* Source text *
☆ ☆ ☆ ☆ ☆

« Back to home

Taking advantage of quotas on Windows Server 2016

Views

In this short article, I will show you how to use directory quota on Windows Server in order to launch a Powershell script when a limit threshold is reached. Although those settings have been done on a Windows Server 2016, it would probably work the same way on a 2012 or 2008 R2 machine.

First, you need to install the File Server Resource Manager Role in the Windows Manager Console as shown in the screenshot below.

FSRM location

Once installed, right click on your server properties in the console and open the FSRM Role, on the left you should see a field called Quota Management, it contains two subfields:

  1. Quota Templates contain templates with predefined limit and their type. A Soft limit means that we can continue to drop content once the limit is reached, while a Hard limit would block any additional content.

  2. In the Quota subfield, we can associate a template with a folder, for instance here I put quotas on the Azure logs folders which are temporary folders used by the Azlog agent to reforward my Cloud environment logs to a third party analytics tool, which will perhaps be the object of another blog post.

Quota folders

By right clicking on a folder, we can now edit the properties of a quota, four actions are available:

  • We can send an e-mail before the quota reaches its limit.
  • Generate an event log entry.

☆ ☆ ☆ ☆ ☆

* Prompt *
Condense the paragraph of the Windows Server quotas article that begins "In this short article" into one shorter sentence that keeps its main facts. The entries that follow were drawn from a separate source.

☆ ☆ ☆ ☆ ☆

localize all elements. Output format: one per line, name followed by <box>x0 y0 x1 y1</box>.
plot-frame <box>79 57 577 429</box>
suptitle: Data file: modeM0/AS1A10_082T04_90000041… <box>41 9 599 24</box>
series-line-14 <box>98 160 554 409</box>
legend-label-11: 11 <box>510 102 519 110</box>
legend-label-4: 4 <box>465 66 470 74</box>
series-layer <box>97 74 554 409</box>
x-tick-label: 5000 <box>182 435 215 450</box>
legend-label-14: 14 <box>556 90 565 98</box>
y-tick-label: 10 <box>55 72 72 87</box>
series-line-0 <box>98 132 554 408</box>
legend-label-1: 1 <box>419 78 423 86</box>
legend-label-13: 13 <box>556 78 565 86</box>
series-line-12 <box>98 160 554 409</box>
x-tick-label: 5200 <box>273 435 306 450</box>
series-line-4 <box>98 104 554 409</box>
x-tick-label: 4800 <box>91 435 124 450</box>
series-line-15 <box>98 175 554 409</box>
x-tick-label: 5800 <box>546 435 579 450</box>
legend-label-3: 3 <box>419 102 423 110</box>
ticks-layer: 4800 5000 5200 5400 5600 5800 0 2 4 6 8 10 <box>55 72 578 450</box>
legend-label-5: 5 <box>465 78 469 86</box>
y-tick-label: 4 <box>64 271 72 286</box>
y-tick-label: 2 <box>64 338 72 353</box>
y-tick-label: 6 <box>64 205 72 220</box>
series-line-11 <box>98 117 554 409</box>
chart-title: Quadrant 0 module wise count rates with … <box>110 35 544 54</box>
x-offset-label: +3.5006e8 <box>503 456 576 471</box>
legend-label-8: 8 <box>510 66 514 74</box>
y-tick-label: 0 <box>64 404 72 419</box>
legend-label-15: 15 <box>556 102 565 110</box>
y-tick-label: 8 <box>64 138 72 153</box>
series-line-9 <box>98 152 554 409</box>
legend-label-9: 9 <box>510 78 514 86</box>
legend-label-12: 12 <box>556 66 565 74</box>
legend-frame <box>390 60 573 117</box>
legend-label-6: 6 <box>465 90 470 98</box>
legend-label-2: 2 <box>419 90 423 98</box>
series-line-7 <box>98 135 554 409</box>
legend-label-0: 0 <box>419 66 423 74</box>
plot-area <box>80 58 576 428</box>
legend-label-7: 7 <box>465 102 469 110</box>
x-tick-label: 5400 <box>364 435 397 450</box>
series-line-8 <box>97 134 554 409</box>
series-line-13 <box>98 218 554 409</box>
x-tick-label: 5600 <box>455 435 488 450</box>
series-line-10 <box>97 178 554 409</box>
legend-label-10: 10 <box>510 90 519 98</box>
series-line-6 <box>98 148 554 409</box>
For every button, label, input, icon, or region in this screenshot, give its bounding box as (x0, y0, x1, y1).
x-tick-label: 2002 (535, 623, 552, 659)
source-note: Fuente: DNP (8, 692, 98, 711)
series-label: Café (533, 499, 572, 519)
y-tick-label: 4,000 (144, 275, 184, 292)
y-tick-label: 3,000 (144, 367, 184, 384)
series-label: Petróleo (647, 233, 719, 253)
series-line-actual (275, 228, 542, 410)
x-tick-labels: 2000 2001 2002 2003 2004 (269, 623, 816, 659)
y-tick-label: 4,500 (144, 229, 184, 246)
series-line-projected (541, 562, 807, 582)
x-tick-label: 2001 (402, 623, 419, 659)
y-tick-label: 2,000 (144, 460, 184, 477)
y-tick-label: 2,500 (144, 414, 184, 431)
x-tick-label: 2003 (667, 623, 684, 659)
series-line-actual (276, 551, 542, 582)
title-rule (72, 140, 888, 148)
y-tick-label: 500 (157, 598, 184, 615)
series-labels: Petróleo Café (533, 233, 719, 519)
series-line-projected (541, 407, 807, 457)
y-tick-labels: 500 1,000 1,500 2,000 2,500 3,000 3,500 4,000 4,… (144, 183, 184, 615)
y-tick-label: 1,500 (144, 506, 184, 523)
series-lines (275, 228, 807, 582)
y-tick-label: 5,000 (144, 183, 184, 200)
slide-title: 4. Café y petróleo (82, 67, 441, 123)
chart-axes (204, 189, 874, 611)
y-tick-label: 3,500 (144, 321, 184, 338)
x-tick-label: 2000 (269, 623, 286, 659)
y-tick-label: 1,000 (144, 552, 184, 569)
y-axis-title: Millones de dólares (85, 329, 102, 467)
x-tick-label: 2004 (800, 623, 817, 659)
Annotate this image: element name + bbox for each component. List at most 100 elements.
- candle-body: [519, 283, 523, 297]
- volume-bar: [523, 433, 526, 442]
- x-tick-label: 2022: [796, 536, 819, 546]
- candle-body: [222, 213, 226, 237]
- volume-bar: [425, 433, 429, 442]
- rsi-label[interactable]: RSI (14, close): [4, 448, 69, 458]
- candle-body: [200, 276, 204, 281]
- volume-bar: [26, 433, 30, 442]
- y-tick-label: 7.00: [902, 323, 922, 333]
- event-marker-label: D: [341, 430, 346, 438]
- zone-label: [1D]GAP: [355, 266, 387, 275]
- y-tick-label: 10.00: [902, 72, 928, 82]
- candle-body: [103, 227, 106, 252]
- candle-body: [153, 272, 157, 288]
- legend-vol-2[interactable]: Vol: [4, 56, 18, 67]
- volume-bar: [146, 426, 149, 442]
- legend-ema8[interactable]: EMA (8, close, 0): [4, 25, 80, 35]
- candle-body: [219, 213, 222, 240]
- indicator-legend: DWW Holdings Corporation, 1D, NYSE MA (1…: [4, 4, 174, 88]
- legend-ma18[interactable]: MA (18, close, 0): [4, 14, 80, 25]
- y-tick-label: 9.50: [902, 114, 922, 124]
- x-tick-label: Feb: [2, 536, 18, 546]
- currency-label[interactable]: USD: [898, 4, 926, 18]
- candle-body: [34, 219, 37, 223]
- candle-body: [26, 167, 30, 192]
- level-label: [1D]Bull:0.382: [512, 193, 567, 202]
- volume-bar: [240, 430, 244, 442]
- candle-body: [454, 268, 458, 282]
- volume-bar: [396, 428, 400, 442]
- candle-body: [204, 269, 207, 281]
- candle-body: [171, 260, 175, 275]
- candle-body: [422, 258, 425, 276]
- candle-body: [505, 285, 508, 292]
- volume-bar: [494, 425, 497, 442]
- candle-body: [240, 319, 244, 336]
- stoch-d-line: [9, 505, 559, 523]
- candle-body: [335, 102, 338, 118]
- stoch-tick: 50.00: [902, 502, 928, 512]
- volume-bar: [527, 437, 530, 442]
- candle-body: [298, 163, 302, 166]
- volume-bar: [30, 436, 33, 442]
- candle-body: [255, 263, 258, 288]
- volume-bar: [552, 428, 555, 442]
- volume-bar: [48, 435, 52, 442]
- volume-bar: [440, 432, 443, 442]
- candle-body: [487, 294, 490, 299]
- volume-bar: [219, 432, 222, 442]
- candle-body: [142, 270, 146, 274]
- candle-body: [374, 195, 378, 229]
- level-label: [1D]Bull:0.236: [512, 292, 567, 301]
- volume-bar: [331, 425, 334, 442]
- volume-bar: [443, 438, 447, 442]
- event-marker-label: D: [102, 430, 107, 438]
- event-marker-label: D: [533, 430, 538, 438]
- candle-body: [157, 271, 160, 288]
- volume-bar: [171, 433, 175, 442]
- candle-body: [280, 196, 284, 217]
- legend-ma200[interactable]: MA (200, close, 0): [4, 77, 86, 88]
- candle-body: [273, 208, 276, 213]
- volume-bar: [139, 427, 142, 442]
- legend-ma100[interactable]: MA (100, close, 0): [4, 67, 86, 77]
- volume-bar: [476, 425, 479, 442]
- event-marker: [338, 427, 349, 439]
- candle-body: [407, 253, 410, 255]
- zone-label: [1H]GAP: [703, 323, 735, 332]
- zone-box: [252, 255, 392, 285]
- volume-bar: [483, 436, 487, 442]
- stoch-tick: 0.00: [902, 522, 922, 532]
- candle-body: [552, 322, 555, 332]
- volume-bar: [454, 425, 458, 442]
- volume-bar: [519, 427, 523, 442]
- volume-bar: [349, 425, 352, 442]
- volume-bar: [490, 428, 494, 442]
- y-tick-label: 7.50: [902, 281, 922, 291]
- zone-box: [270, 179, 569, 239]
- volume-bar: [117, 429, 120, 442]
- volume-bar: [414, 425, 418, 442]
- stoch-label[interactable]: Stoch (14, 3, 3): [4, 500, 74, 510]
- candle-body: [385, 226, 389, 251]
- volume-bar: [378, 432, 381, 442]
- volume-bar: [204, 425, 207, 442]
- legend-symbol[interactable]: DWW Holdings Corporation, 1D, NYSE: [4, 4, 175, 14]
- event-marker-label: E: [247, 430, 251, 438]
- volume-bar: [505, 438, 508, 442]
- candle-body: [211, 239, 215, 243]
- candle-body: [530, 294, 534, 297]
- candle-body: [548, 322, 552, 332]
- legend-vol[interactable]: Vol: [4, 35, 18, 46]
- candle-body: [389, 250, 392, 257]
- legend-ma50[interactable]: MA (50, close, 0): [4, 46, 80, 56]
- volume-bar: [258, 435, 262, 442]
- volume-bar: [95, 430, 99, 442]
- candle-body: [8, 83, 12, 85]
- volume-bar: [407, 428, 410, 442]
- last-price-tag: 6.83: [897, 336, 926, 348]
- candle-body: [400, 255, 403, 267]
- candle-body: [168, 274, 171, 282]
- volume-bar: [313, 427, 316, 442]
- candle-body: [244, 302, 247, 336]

☆ ☆ ☆ ☆ ☆

* Expected answer *
Directory quotas on Windows Server can launch a Powershell script when a limit threshold is reached; the setup was done on Windows Server 2016 but would probably work the same way on 2012 or 2008 R2.